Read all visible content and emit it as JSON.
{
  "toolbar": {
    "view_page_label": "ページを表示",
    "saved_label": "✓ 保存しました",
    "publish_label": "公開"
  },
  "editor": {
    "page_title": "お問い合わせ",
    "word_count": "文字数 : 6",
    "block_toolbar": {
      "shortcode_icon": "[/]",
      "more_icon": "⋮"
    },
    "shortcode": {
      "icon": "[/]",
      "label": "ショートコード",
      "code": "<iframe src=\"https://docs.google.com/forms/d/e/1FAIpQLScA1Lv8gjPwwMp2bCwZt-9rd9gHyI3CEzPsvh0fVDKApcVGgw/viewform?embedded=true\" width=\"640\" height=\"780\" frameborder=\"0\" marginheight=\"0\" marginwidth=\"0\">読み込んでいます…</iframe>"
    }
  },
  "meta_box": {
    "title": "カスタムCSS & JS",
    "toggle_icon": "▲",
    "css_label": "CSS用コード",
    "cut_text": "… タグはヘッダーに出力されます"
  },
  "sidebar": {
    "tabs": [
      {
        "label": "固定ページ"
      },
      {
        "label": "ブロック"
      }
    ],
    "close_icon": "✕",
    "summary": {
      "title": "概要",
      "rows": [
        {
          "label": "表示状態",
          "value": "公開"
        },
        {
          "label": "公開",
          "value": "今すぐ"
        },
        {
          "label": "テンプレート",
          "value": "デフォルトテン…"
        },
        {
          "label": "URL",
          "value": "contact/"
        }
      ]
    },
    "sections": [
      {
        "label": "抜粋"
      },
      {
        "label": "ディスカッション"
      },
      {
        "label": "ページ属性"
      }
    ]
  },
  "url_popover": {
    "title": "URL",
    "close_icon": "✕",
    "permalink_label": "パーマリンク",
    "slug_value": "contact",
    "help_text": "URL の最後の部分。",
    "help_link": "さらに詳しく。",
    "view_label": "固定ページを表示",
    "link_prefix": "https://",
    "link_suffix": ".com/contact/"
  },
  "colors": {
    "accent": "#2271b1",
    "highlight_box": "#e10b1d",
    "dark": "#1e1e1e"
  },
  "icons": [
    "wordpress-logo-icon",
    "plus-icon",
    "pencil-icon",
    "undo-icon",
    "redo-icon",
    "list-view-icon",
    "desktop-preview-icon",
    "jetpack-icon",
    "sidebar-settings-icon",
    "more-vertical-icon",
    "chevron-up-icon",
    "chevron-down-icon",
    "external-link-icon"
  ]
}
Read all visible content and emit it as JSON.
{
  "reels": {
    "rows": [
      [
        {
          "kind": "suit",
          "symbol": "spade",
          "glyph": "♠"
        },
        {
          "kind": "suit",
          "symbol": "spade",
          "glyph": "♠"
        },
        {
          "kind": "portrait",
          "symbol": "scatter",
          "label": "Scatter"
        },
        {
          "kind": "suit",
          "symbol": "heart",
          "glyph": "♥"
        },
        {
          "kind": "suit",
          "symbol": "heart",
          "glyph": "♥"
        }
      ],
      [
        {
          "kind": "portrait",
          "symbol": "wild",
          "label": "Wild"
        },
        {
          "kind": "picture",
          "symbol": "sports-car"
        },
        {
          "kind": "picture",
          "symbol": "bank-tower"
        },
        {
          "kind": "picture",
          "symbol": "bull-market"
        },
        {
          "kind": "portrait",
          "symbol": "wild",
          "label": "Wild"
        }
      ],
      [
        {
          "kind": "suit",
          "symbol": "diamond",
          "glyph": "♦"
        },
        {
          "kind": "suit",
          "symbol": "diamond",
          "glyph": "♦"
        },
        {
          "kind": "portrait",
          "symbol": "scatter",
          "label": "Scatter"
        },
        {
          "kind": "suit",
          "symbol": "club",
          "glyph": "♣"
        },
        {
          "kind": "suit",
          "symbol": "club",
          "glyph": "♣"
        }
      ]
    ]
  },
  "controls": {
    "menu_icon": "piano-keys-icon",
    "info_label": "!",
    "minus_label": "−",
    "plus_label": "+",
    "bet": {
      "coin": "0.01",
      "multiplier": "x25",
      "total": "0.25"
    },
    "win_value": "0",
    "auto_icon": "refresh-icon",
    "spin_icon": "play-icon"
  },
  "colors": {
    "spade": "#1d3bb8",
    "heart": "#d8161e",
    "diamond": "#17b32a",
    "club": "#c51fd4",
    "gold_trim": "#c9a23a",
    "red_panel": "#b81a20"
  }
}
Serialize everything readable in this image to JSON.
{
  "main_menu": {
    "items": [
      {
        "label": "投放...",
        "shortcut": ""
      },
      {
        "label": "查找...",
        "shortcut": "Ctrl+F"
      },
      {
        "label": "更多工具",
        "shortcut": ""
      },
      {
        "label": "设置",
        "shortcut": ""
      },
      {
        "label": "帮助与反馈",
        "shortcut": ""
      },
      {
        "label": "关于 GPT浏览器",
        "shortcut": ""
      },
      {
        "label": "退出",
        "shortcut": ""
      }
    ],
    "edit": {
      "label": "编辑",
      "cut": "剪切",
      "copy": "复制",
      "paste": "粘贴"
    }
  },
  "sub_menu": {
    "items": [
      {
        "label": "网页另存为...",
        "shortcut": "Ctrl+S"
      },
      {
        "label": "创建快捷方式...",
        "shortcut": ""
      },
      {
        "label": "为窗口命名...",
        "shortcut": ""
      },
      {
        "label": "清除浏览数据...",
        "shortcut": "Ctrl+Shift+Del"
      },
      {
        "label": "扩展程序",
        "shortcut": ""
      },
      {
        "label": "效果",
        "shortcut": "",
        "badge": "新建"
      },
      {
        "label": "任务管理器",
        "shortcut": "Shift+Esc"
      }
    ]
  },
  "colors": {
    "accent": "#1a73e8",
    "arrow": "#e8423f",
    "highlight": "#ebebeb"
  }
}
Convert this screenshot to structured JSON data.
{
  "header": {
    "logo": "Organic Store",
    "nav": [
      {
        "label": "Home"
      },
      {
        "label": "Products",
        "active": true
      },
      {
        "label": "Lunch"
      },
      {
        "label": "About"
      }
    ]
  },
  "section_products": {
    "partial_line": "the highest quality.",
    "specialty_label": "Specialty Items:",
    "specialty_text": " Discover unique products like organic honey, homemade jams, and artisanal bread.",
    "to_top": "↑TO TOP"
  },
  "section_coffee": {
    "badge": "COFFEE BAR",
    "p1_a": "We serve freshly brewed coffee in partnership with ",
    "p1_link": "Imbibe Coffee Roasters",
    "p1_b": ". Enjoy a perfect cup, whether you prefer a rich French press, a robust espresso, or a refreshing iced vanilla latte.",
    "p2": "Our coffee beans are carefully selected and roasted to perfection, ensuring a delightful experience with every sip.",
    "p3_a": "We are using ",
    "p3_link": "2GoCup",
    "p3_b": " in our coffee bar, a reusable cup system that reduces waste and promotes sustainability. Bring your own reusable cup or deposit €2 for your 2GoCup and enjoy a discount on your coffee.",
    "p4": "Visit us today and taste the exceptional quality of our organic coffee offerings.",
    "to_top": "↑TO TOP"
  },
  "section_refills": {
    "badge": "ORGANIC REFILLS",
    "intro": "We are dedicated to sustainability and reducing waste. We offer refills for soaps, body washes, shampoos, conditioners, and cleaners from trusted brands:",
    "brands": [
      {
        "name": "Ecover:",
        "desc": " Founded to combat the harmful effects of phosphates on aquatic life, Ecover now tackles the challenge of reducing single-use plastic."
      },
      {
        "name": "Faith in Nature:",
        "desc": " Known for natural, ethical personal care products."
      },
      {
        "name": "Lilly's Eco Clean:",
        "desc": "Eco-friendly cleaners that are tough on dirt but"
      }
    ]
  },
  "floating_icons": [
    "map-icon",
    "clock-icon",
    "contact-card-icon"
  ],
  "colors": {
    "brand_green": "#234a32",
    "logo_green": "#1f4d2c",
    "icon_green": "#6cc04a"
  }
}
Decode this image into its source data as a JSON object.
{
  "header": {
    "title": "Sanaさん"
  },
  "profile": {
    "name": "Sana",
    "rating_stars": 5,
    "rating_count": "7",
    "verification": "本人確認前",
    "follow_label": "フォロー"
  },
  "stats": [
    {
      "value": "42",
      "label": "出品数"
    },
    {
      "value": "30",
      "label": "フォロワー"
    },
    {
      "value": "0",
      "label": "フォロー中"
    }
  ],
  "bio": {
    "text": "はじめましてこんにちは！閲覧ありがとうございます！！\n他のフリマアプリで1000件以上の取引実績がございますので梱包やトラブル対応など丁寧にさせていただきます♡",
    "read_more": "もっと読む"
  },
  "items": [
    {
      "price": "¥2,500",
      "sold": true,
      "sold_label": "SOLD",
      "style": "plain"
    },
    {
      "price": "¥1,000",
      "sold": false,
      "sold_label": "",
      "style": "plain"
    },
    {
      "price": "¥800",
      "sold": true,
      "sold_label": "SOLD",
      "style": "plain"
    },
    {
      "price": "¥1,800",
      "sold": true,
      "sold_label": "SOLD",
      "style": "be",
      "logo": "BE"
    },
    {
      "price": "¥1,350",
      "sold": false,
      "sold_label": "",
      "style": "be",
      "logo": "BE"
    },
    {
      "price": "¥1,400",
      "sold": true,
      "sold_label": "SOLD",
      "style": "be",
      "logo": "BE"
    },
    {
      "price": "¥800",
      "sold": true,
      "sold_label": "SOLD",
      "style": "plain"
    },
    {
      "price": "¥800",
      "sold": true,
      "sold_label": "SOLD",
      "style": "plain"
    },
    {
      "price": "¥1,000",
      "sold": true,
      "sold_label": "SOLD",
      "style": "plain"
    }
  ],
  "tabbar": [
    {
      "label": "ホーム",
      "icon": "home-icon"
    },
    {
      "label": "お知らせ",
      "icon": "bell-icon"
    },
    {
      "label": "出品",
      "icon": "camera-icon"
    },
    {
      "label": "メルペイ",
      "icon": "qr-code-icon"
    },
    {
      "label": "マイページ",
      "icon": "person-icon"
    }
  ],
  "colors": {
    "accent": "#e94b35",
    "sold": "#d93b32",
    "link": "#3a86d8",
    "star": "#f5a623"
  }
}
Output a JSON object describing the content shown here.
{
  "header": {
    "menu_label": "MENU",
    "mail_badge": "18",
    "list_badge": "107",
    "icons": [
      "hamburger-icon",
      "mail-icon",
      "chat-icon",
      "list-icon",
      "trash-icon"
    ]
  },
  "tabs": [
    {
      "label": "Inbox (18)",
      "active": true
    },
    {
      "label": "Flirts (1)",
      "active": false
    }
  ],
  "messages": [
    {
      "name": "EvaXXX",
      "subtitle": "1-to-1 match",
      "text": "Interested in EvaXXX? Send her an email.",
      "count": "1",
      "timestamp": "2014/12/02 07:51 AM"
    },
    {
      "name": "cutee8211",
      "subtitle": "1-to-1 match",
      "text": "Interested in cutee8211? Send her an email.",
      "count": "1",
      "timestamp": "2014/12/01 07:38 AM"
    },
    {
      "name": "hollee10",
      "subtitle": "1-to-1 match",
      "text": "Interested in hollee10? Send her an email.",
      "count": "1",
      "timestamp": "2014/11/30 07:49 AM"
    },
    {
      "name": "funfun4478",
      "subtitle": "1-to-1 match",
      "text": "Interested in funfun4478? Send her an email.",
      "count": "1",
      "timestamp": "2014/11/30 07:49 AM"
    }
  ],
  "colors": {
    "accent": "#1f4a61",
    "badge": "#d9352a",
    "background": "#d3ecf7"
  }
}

→ TO DO: Calculate how many lines of the material include the string "name", and state that number by itself.

→ RESPONSE TO THIS EXERCISE: 8